Another source of conviction in the existence of God, connected with the reason and not with the feelings, impresses me as having much more weight. This follows from the extreme difficulty or rather impossibility of conceiving this immense and wonderful universe, including man with his capacity of looking far backwards and far into futurity, as the result of blind chance or necessity. When thus reflecting I feel compelled to look to a First Cause having an intelligent mind in some degree analogous to that of man; and I deserve to be called a Theist.
Darwin goes on to say that though “This conclusion was strong in my mind about the time … when I wrote the Origin of Species”, it subsequently became “weaker”; rather than a “theist”, Darwin became an “agnostic” but never, so far as I can discover, an atheist like Dawkins. Whatever the truth of this, it is certain that at the time he wrote the Origin of Species, he did not believe that there was any contradiction between belief in the origin of species by means of natural selection and the existence of a Creator God who was actually himself involved in the process by which the world came to be so sublimely what it was: he concluded, he said, that there was an “extreme difficulty or rather impossibility of conceiving this immense and wonderful universe, including man with his capacity of looking far backwards and far into futurity, as the result of blind chance or necessity”.

◆ **LISTED RECORDS**:
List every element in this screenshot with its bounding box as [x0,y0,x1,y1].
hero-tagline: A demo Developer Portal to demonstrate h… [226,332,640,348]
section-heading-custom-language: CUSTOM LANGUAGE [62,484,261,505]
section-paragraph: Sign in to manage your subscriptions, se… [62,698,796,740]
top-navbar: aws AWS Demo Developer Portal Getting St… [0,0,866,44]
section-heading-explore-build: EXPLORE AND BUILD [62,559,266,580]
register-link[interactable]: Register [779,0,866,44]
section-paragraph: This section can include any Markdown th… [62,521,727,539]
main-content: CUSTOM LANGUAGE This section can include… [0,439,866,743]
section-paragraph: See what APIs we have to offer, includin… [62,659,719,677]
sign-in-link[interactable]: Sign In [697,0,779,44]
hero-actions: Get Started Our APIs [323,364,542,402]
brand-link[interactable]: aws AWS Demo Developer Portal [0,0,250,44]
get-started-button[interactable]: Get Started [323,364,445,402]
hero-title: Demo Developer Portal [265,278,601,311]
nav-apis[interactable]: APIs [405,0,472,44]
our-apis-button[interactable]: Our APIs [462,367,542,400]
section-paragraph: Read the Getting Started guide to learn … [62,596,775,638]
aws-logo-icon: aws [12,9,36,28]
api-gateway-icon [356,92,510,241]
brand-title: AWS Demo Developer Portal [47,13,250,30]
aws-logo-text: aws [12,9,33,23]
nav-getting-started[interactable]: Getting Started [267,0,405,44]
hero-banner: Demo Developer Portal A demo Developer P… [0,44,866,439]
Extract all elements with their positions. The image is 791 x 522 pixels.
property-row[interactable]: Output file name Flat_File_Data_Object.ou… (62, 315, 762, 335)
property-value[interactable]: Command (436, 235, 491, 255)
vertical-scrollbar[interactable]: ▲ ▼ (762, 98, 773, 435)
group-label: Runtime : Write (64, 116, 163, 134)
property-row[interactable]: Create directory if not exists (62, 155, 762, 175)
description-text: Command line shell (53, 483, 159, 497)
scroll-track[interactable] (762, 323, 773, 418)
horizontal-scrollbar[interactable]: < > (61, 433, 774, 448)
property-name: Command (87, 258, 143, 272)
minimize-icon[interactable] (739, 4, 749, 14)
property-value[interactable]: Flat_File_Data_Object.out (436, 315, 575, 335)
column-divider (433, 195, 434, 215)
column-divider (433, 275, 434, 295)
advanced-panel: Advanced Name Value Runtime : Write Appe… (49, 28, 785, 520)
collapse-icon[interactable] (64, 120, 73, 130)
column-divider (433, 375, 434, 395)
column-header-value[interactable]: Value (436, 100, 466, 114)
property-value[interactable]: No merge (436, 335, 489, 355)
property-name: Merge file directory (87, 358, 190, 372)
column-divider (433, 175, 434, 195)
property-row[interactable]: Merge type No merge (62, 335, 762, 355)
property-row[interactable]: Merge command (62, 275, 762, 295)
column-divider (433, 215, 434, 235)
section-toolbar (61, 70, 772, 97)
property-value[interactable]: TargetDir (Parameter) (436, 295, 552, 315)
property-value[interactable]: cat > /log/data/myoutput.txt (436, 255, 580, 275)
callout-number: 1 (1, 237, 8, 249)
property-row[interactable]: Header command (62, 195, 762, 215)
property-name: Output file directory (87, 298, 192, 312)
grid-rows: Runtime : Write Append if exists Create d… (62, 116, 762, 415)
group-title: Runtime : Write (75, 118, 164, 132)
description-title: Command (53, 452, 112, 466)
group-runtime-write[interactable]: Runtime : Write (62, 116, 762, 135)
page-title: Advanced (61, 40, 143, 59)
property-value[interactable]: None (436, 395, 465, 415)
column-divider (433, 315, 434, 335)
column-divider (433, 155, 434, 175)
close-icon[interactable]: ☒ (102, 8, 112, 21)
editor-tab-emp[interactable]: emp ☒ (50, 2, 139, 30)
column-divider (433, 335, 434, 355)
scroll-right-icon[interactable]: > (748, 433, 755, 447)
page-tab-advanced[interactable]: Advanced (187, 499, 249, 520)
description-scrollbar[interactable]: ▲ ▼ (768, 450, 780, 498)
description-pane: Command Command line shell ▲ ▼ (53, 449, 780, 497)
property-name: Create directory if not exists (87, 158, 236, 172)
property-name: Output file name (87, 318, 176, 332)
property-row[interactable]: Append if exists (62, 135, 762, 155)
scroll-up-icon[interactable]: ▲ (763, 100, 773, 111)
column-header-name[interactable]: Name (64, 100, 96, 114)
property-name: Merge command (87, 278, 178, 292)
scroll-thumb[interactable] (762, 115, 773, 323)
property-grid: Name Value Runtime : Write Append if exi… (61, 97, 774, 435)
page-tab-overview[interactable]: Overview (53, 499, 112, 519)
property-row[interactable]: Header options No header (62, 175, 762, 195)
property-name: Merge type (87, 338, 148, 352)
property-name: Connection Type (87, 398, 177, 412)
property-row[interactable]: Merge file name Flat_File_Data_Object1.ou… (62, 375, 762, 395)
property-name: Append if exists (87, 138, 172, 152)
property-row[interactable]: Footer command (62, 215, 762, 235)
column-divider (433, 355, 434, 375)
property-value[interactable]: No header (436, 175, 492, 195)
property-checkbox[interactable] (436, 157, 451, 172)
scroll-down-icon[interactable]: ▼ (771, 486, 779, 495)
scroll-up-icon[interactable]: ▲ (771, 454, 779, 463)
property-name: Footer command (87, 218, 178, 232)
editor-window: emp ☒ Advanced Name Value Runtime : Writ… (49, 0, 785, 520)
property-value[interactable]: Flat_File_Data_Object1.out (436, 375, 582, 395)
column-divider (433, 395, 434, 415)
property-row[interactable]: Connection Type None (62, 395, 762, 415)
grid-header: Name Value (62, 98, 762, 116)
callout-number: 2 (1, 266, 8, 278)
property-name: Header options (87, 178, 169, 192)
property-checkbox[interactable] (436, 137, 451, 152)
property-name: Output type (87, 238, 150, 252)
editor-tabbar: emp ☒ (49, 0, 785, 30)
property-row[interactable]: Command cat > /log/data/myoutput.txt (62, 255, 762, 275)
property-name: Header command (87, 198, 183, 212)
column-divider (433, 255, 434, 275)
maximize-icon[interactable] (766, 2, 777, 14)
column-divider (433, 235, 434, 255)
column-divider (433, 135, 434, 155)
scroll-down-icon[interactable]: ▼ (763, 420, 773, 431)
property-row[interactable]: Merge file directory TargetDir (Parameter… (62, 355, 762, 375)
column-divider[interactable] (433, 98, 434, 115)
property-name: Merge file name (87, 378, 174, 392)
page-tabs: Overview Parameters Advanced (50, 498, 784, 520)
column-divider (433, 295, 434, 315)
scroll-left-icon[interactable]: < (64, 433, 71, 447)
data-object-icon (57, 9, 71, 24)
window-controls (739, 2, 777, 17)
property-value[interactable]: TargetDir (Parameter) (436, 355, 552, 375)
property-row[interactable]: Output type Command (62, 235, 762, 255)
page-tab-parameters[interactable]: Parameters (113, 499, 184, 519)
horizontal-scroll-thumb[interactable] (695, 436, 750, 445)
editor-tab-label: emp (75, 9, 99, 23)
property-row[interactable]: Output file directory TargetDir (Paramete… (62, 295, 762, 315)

◆ **DIRECTION**:
Copy the part of the Darwin passage starting at "Another source of" and ending at "called a Theist.". The lines above are not needed here.

◆ **TASK SOLUTION**:
Another source of conviction in the existence of God, connected with the reason and not with the feelings, impresses me as having much more weight. This follows from the extreme difficulty or rather impossibility of conceiving this immense and wonderful universe, including man with his capacity of looking far backwards and far into futurity, as the result of blind chance or necessity. When thus reflecting I feel compelled to look to a First Cause having an intelligent mind in some degree analogous to that of man; and I deserve to be called a Theist.